Coping with Hearing Loss

If we had to make the choice, most of us would choose deafness over blindness—right? Wrong, says Katherine Bouton, whose hearing loss began at 30; she reminds us of Helen Keller’s famous observation that hearing loss is more devastating than blindness because it deprives us of “the intellectual company of man.” In Shouting Won’t Help (Sarah Crichton Books), Bouton, a former New York Times editor, writes eloquently of a condition that is far more common than we think.

by Judith Newman
Shouting Won't Help image
Photograph: Avery Powell

MORE: We don’t hesitate to wear glasses, but many of us feel odd getting hearing aids. Why are people more embarrassed about losing their hearing than their vision?

Katherine Bouton: Hearing loss is often associated with mental disability. But the biggest stigma is the association with age, though that’s somewhat misleading. Nearly two thirds of Americans 70 and over have hearing loss, but in fact half of the hearing-impaired population is under the age of 55.

MORE: What’s the biggest cause of hearing loss?

KB: Noise. OSHA has done a good job of mandating noise-protection measures in the workplace, but recreational noise—in concerts, stadiums, as part of activities like hunting, the ubiquitous iPods, in restaurants, on city streets—goes on unabated.

MORE: Is there anything we can do to protect ourselves?

KB: If you’re at a loud concert or in a loud restaurant, try earplugs. You’ll probably still be able to hear quite well despite them.

MORE: In your book, you talk about the joys of noise, too. Now that you are functionally deaf, what sounds do you miss?

KB: Music is at the top of the list. Hearing loss and hearing aids cause distortion that makes most music unrecognizable. I also miss whispers—secrets. You don’t realize how precious they are till you can’t hear them anymore. And I miss jokes. They go by too fast; I may get the punch line but not the joke, or the joke and then miss the punch line.

MORE: What are the three best things you can do for a loved one who is having trouble hearing you?

KB: One, look at the person you’re speaking to. We hear with our eyes as well as with our ears, by intuitively reading lips and body language. Two, if the person doesn’t understand what you’ve said, don’t simply repeat it. Paraphrase it, put it into some context. The worst thing you can say is, “Never mind, it doesn’t matter.” Everything matters to the person who can’t hear it. Three, speak in a normal voice and articulate as clearly as possible. That’s where my title comes from: Shouting won’t help.

- [DATASET]
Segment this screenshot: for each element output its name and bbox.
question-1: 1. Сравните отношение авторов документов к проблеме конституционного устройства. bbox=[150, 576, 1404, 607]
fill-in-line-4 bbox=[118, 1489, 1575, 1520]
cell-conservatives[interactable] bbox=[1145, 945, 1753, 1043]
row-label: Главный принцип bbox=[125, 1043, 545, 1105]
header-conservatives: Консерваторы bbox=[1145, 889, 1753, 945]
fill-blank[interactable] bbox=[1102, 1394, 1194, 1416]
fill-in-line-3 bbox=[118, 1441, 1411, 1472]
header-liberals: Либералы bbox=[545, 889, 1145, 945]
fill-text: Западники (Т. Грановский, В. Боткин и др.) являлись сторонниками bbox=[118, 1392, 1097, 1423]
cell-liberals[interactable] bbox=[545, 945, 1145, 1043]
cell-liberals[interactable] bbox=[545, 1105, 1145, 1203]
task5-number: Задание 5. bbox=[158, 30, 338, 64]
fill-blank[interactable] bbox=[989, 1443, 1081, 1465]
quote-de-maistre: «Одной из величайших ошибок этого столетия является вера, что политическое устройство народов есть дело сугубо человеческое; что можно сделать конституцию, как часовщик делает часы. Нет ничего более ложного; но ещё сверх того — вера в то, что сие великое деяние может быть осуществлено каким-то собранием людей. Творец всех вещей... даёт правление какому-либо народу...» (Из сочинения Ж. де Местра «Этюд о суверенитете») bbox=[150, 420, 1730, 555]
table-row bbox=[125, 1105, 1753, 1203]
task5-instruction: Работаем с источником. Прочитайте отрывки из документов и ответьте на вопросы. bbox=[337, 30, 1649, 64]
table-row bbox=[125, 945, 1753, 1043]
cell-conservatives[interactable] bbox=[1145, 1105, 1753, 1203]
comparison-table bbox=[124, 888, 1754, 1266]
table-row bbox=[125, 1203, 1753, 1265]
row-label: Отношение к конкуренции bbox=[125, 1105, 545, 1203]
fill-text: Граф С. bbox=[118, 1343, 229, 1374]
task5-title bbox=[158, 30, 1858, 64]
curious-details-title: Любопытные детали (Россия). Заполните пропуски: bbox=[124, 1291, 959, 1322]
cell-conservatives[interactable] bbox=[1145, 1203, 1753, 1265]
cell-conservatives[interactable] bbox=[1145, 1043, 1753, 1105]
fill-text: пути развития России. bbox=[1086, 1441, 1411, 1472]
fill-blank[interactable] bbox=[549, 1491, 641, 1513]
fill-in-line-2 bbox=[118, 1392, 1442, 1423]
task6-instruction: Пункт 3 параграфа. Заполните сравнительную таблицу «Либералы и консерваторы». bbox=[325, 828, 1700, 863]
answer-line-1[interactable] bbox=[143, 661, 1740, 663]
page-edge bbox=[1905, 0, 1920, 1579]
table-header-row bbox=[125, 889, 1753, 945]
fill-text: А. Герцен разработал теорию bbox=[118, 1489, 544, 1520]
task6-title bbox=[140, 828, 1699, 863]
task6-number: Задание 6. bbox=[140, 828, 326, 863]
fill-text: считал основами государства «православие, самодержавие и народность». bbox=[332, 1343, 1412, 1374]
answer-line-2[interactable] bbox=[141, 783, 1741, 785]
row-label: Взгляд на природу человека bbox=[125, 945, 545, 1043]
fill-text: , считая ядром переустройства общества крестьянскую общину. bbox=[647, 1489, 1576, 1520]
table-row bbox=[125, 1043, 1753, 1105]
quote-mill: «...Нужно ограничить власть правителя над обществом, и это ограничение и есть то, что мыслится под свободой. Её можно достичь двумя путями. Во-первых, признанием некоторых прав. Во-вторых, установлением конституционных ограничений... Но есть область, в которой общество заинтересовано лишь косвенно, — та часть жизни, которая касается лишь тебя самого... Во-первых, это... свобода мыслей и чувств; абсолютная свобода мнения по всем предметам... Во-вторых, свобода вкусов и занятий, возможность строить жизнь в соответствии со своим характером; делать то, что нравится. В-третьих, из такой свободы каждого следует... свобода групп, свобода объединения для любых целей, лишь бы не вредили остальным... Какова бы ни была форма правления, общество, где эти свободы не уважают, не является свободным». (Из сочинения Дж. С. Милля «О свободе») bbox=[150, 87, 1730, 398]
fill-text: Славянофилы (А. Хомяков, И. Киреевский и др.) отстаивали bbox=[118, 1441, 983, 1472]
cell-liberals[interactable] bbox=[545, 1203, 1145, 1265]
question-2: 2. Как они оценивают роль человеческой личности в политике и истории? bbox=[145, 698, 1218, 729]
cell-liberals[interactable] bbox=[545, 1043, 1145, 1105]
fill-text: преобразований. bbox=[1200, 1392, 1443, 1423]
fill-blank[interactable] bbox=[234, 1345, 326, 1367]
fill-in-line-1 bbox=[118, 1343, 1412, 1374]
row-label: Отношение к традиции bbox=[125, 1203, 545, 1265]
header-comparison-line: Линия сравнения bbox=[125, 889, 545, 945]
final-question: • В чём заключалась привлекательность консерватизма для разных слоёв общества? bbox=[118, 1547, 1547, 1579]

- [INSTRUCTIONS FOR THE TASK] Copy out, word for word, everything in the article on coping with hearing loss from "Coping with Hearing" down to "than their vision?".

- [EXPECTED OUTPUT]
Coping with Hearing Loss

If we had to make the choice, most of us would choose deafness over blindness—right? Wrong, says Katherine Bouton, whose hearing loss began at 30; she reminds us of Helen Keller’s famous observation that hearing loss is more devastating than blindness because it deprives us of “the intellectual company of man.” In Shouting Won’t Help (Sarah Crichton Books), Bouton, a former New York Times editor, writes eloquently of a condition that is far more common than we think.

by Judith Newman
Shouting Won't Help image
Photograph: Avery Powell

MORE: We don’t hesitate to wear glasses, but many of us feel odd getting hearing aids. Why are people more embarrassed about losing their hearing than their vision?